**Exercise task:**
In the data that follows, count every line holding the string "success" and give the count alone.

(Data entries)
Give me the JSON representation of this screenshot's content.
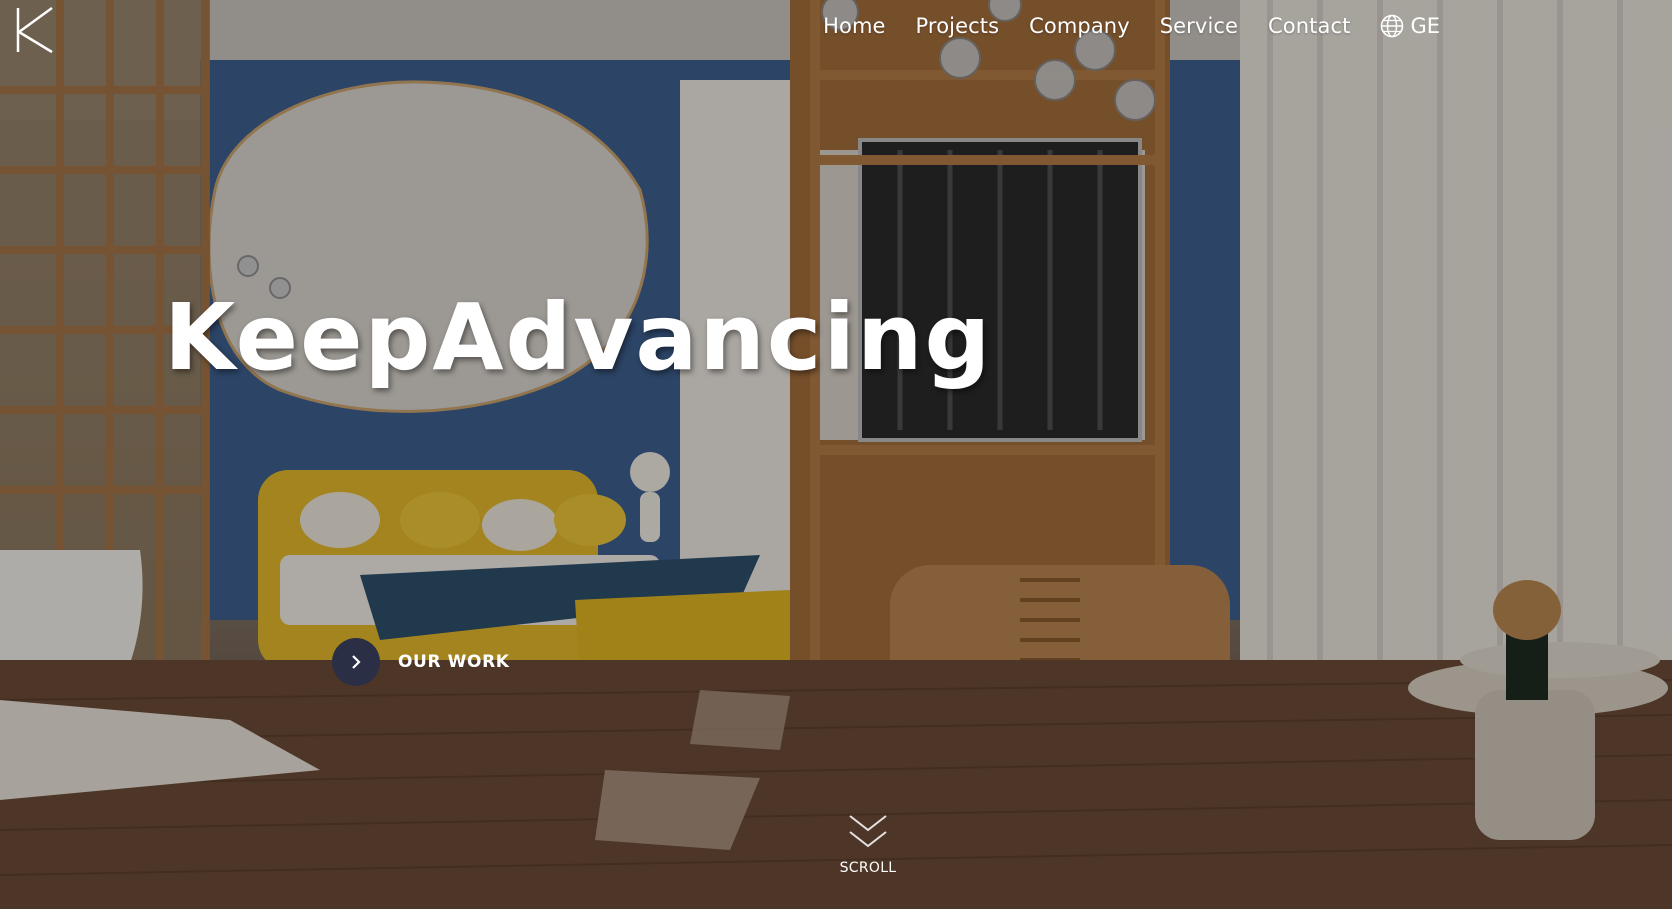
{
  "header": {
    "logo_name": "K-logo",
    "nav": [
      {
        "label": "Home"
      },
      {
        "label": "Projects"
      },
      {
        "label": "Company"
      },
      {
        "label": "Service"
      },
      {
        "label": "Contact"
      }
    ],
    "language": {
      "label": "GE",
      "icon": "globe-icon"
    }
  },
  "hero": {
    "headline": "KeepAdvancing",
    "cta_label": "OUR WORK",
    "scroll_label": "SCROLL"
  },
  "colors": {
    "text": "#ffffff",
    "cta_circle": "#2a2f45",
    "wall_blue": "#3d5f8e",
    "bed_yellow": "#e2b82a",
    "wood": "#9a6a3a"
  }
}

==

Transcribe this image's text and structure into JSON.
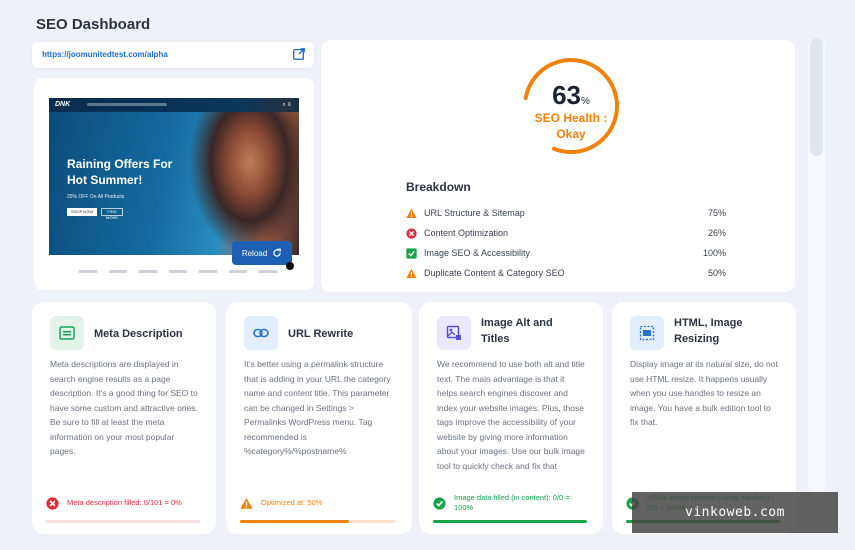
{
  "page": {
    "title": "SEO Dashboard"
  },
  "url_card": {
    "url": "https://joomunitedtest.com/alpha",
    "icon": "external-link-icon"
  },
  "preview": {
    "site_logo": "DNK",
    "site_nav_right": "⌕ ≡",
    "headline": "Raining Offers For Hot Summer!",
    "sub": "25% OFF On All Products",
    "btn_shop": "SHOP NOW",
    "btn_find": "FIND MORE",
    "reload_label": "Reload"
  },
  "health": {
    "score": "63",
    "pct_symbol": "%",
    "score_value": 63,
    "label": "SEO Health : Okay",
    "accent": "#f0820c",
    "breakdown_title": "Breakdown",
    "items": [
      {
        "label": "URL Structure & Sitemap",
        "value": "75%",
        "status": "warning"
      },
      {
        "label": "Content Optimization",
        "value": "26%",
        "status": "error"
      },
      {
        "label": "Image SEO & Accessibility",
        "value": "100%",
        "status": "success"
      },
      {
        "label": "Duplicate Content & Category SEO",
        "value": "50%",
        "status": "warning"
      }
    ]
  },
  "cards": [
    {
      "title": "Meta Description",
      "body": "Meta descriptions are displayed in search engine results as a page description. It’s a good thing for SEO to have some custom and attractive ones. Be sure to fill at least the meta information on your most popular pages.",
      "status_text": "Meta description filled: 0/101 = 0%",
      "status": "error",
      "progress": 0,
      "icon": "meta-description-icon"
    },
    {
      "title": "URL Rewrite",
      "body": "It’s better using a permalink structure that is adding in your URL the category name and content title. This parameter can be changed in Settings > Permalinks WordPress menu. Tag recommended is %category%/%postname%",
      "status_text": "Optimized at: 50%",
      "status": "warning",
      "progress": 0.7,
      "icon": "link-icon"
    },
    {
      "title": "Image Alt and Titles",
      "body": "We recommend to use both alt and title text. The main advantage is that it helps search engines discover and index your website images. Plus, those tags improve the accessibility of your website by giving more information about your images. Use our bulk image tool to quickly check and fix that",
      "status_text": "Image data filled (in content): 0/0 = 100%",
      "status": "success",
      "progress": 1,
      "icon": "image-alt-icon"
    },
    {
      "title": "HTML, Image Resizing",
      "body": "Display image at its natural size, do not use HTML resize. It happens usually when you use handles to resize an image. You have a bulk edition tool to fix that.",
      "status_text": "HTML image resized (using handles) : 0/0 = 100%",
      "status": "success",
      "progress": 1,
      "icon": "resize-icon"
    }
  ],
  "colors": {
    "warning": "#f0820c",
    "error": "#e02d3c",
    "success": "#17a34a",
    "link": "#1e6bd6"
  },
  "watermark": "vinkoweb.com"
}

...

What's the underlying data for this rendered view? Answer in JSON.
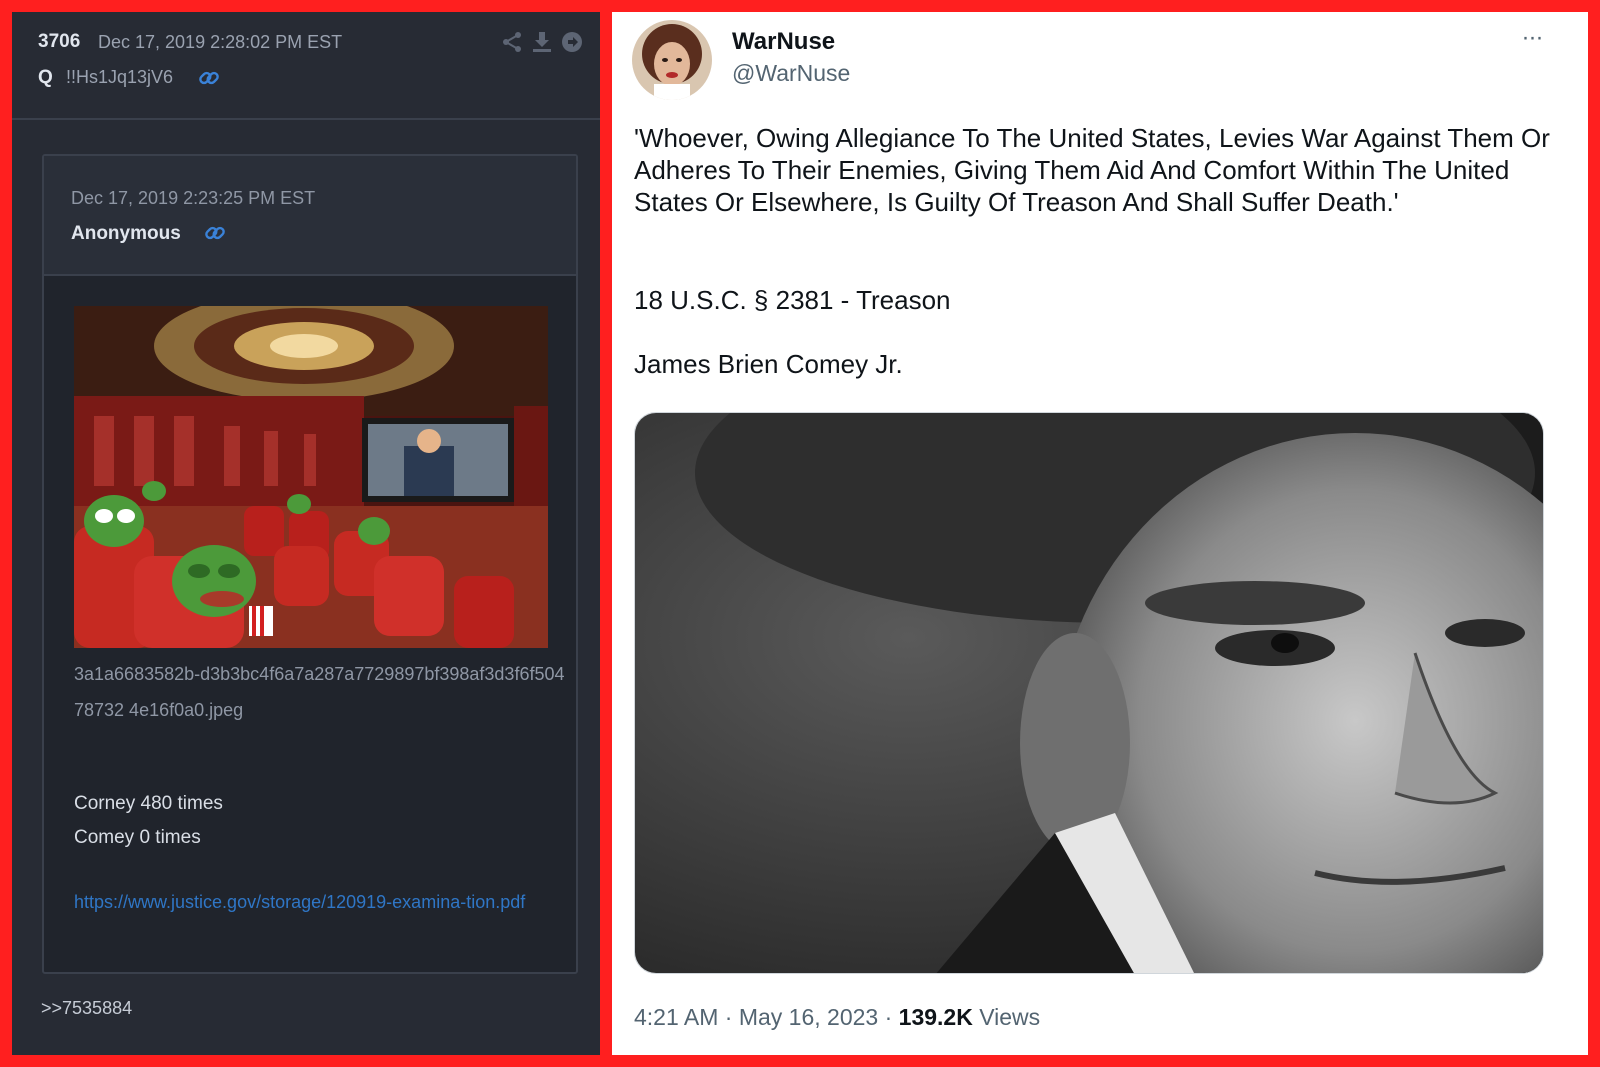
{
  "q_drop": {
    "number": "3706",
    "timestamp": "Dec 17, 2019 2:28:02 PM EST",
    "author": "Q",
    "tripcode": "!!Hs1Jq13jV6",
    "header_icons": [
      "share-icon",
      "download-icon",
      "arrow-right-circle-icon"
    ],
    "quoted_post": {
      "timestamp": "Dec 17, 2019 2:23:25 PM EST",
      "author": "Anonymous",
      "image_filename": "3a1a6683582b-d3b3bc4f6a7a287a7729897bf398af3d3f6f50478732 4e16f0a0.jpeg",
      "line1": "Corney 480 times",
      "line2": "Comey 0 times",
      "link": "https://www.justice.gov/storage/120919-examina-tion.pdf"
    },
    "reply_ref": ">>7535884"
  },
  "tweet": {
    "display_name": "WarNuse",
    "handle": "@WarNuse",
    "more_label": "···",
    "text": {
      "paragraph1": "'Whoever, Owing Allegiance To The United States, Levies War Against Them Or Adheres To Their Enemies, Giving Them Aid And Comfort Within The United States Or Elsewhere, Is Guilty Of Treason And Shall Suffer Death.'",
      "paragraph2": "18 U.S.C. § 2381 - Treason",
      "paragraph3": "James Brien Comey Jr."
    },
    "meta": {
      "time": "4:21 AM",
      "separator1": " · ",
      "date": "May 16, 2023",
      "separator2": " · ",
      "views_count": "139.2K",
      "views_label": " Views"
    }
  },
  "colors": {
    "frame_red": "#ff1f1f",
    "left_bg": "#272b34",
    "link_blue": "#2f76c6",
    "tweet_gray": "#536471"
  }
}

**Response below:**
4